▶ **DIRECTIONS**
In the listing below, locate the lines that hold "text" and copy them.

▶ **DATA TO PROCESS**
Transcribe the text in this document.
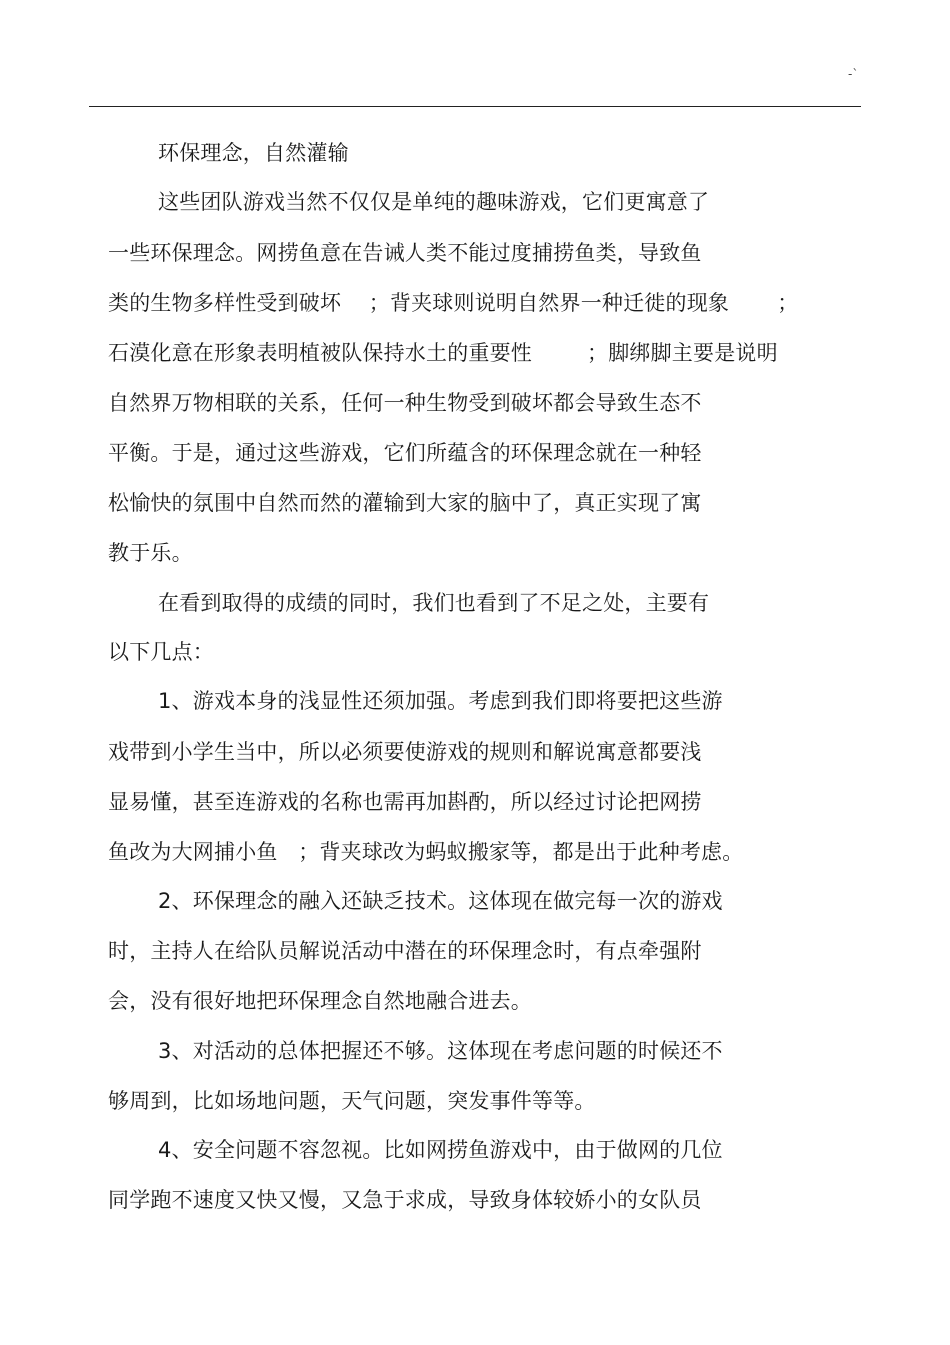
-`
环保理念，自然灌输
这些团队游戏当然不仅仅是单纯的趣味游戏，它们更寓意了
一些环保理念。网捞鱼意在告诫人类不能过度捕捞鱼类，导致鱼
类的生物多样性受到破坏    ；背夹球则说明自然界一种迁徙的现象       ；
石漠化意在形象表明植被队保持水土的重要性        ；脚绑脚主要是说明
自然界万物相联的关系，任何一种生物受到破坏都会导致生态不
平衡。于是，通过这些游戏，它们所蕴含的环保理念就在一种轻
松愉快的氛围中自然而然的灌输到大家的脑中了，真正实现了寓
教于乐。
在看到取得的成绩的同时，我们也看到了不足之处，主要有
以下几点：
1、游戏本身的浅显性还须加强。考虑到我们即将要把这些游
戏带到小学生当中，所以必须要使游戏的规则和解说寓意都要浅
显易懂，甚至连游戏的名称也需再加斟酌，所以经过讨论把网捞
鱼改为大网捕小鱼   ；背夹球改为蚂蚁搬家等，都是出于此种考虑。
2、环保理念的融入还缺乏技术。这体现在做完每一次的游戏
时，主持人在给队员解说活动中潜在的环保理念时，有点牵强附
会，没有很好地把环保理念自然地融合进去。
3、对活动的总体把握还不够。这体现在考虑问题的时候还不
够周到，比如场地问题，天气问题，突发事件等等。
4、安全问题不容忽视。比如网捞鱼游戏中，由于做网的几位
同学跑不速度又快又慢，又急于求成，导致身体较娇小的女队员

--

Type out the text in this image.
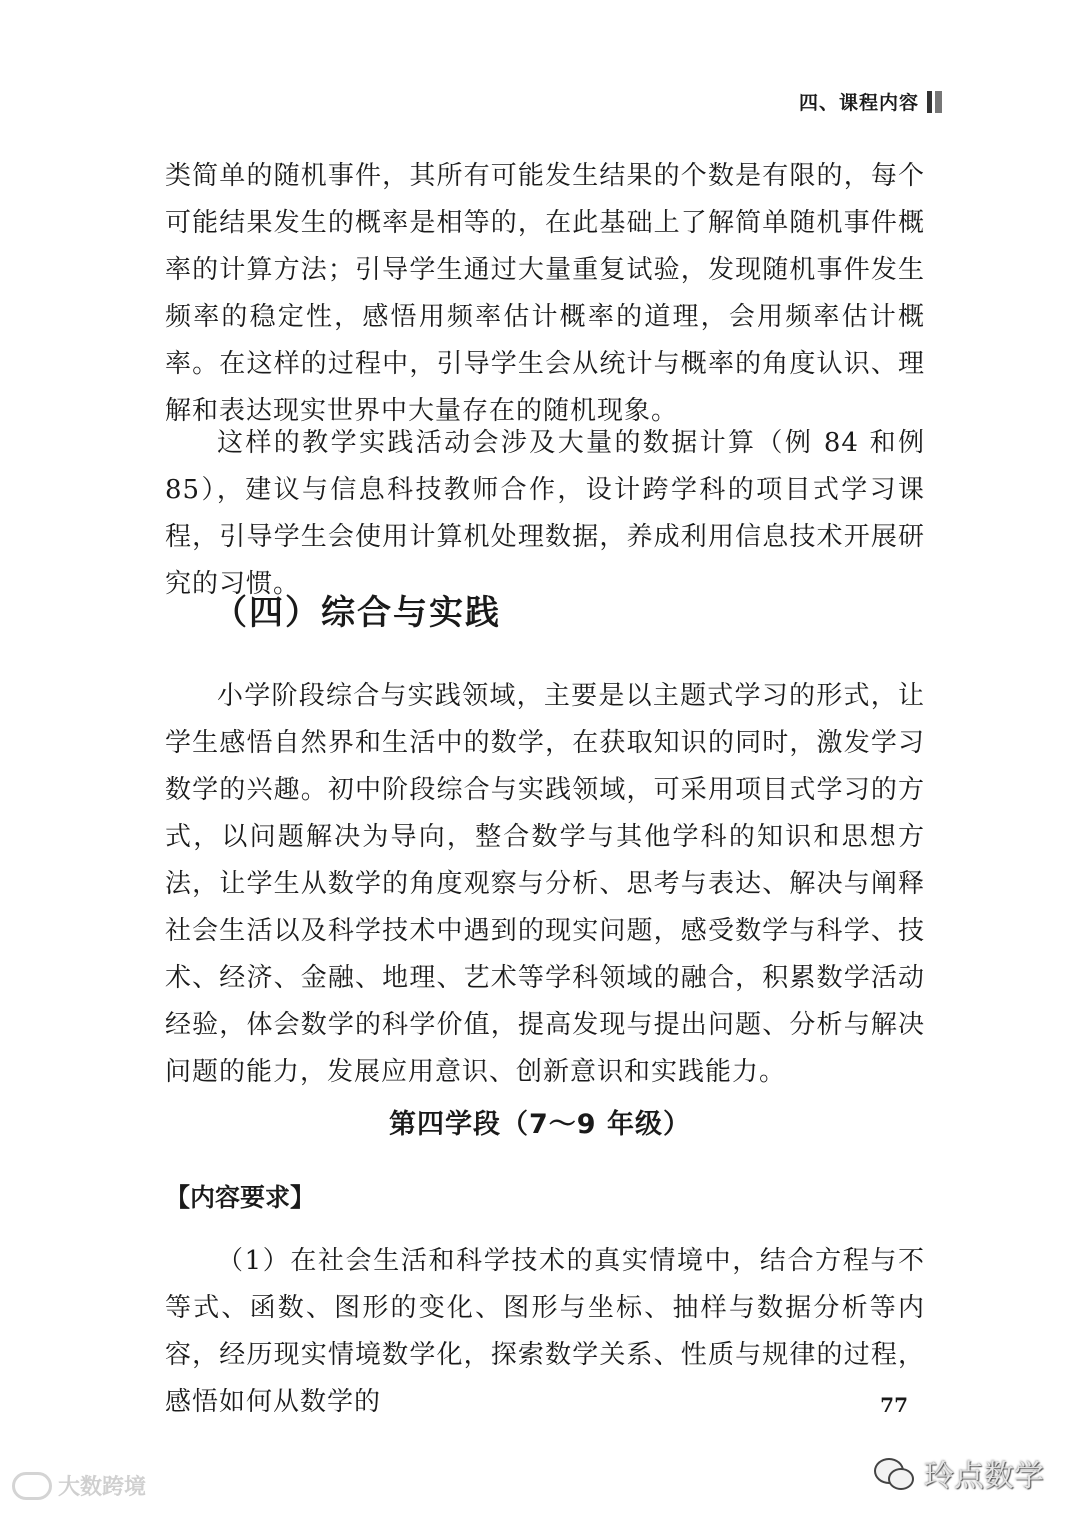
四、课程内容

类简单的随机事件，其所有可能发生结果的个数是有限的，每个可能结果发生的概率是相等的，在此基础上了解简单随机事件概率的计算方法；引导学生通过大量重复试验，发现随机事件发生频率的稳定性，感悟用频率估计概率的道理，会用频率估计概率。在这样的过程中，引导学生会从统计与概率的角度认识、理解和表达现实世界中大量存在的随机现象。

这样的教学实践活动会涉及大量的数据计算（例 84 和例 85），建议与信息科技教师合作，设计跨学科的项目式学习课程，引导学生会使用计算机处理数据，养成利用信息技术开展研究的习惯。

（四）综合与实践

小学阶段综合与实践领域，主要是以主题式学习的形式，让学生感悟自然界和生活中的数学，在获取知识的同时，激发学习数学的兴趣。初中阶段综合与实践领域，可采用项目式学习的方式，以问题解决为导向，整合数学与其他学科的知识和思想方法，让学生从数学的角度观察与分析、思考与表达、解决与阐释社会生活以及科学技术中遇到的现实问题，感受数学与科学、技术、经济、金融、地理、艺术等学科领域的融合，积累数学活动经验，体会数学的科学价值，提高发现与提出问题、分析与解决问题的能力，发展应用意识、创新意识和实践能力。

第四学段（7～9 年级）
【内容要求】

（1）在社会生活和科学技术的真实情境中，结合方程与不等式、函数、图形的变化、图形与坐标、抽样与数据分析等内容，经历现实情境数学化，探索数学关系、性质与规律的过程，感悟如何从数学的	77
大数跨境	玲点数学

▶ **SOLVED PROBLEM**
Transcribe the text in this document.
Type out the text in this image.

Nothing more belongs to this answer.